WRITTEN INSTRUCTION:
Copy out all the lines where "title" shows up.

INFORMATION PROVIDED:
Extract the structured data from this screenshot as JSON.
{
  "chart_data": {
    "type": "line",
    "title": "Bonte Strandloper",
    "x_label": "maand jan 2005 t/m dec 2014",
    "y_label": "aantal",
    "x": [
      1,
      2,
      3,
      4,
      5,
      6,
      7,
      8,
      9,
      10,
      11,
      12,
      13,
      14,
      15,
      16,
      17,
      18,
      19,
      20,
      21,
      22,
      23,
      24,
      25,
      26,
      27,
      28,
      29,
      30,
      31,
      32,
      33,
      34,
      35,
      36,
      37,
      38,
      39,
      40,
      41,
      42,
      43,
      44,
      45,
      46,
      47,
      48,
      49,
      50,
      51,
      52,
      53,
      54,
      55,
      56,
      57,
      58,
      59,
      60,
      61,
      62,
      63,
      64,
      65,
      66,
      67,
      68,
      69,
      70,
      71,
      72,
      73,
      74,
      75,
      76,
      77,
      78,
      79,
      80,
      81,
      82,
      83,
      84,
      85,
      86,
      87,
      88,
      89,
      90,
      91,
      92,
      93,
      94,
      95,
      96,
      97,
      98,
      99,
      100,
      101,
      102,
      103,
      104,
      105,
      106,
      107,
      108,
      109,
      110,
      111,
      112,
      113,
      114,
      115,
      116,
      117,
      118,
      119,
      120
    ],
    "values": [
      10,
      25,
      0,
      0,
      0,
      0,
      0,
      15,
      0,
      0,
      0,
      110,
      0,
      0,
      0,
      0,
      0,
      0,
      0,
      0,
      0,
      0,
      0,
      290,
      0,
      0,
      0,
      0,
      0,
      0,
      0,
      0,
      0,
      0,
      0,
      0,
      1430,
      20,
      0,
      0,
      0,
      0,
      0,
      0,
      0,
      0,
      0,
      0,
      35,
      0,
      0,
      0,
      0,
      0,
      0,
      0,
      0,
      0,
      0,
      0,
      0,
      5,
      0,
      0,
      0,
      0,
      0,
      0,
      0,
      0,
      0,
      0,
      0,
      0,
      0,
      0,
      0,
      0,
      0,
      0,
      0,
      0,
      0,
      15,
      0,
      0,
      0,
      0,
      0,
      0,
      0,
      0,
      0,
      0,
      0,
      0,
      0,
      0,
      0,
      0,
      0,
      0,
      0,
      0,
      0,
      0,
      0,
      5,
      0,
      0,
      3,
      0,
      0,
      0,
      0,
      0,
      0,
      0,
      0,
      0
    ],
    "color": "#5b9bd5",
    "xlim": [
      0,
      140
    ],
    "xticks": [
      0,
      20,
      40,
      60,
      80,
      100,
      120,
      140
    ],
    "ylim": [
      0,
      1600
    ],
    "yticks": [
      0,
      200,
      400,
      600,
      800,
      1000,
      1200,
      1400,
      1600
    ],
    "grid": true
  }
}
---
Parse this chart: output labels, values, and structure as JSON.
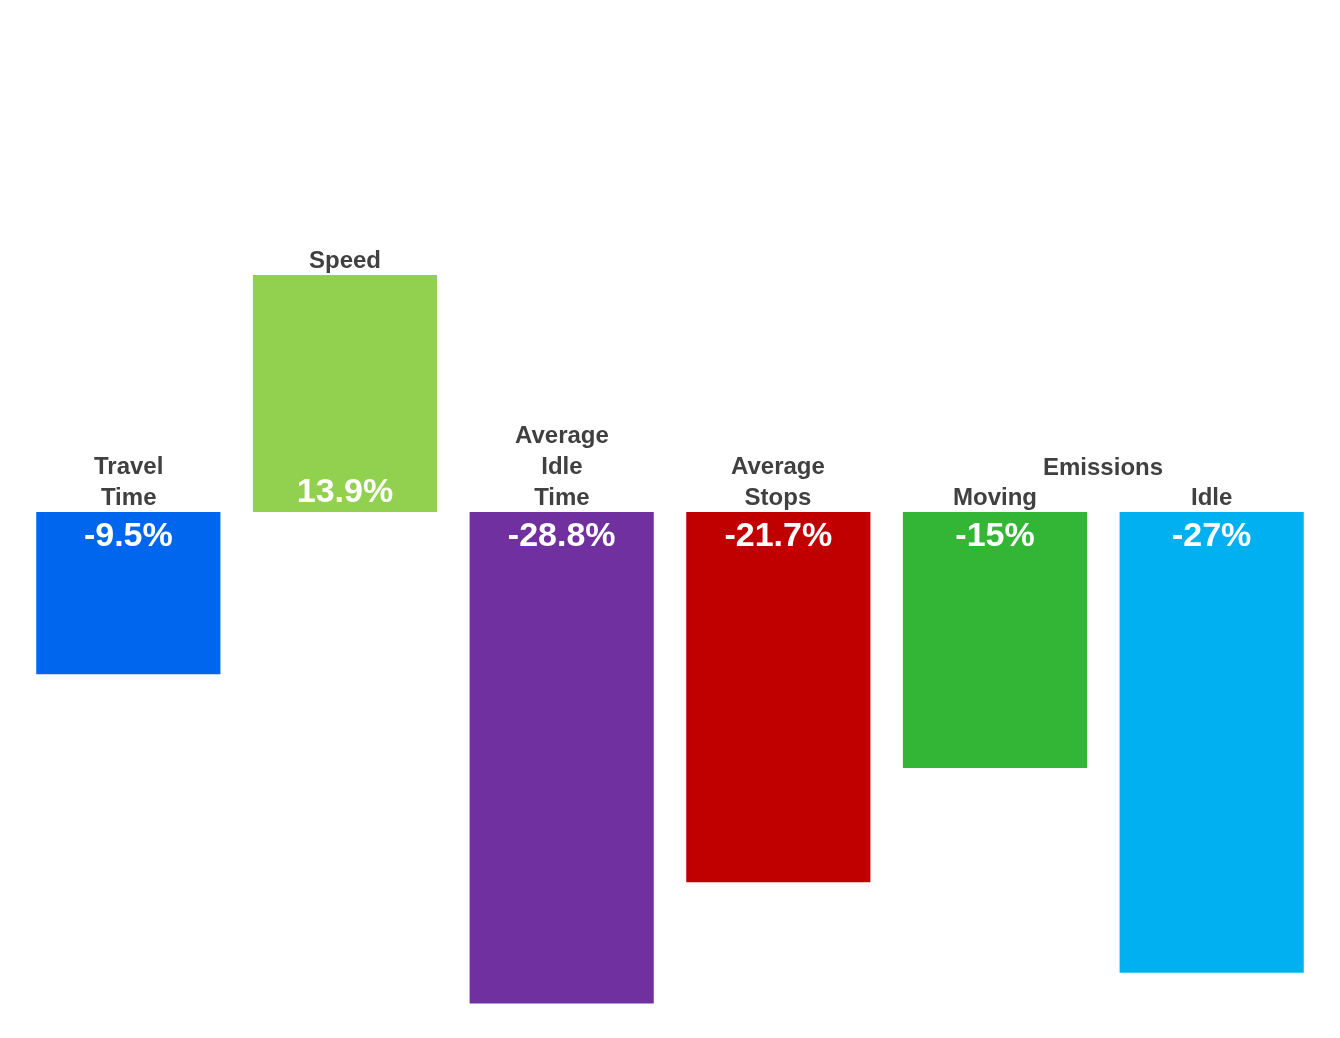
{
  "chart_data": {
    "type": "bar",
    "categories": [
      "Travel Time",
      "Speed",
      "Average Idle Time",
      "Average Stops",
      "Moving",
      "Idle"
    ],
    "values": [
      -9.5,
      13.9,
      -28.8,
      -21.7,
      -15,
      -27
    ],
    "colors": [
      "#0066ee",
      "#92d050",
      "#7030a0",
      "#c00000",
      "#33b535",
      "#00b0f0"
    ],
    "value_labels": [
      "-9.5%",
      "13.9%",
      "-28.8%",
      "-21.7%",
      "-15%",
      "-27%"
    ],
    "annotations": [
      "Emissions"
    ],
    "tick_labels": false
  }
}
---
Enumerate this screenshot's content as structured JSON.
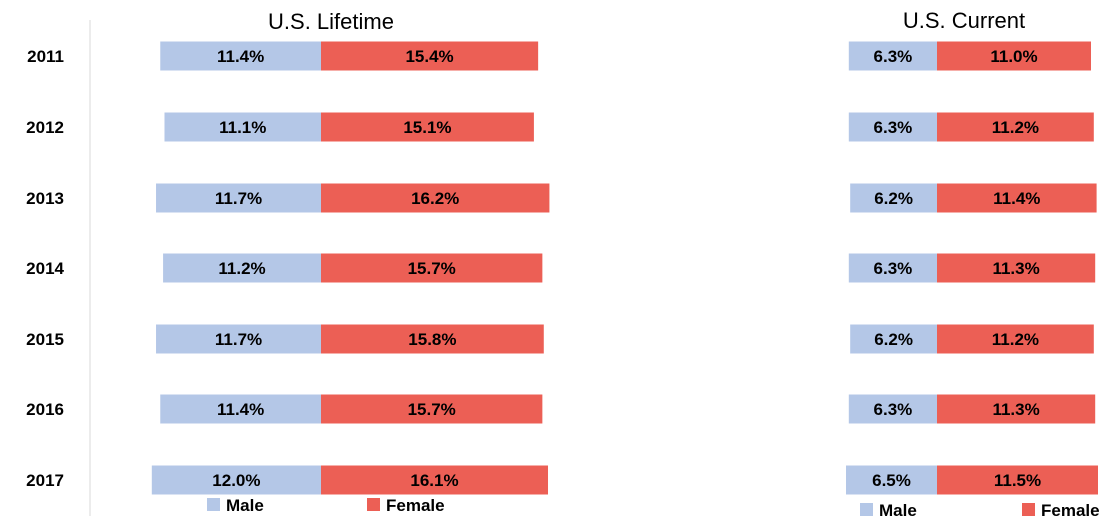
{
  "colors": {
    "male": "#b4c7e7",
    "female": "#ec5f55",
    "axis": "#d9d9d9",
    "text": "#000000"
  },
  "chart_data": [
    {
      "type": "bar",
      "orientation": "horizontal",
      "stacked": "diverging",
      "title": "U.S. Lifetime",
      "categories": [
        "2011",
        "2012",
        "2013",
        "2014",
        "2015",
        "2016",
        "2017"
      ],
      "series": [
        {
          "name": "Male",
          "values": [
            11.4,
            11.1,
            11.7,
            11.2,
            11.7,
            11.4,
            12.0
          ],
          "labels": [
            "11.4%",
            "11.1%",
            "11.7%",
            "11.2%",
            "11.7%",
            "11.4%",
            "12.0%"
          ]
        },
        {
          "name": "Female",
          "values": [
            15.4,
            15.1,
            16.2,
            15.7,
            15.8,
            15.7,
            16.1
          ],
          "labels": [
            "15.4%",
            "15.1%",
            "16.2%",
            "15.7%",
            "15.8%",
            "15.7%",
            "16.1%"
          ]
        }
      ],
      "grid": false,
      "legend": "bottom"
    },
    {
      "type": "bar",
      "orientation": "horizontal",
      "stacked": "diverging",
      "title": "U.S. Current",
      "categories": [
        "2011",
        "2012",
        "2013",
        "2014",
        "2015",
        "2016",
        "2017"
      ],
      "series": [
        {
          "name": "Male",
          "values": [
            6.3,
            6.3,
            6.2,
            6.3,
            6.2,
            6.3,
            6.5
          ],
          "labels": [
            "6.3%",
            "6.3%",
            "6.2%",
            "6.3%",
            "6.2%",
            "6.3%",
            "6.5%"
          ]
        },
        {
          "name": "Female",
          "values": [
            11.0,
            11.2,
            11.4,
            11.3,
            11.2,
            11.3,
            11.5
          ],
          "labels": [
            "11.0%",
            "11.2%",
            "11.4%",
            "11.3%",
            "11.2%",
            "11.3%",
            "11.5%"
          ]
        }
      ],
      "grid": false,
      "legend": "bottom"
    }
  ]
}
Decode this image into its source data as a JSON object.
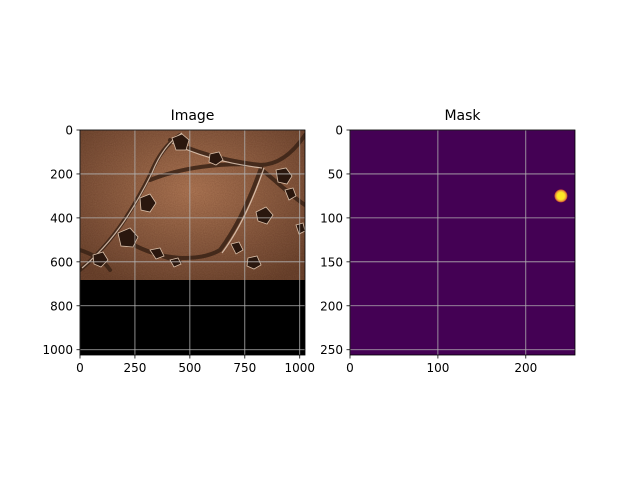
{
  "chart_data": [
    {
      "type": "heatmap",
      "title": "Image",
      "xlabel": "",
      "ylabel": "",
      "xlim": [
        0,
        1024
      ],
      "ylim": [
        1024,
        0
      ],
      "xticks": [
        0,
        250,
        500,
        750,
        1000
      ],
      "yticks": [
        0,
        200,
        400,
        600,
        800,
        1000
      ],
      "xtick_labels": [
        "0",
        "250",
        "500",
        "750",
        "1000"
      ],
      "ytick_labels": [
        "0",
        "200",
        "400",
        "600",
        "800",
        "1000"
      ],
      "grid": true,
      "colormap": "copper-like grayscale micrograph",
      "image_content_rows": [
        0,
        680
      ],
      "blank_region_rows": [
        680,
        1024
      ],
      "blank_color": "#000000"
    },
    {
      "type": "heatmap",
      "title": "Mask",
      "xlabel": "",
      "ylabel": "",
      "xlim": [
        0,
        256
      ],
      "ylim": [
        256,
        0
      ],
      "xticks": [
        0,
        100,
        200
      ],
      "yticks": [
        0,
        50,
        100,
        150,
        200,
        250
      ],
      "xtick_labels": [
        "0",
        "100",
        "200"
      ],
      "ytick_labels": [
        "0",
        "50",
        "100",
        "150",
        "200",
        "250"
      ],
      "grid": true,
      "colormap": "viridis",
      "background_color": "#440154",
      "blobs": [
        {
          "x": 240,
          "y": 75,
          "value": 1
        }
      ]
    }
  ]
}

ANSWER:
    "title": "Bonte Strandloper",
      "title": "U.S. Lifetime",
      "title": "U.S. Current",
      "title": "Image",
      "title": "Mask",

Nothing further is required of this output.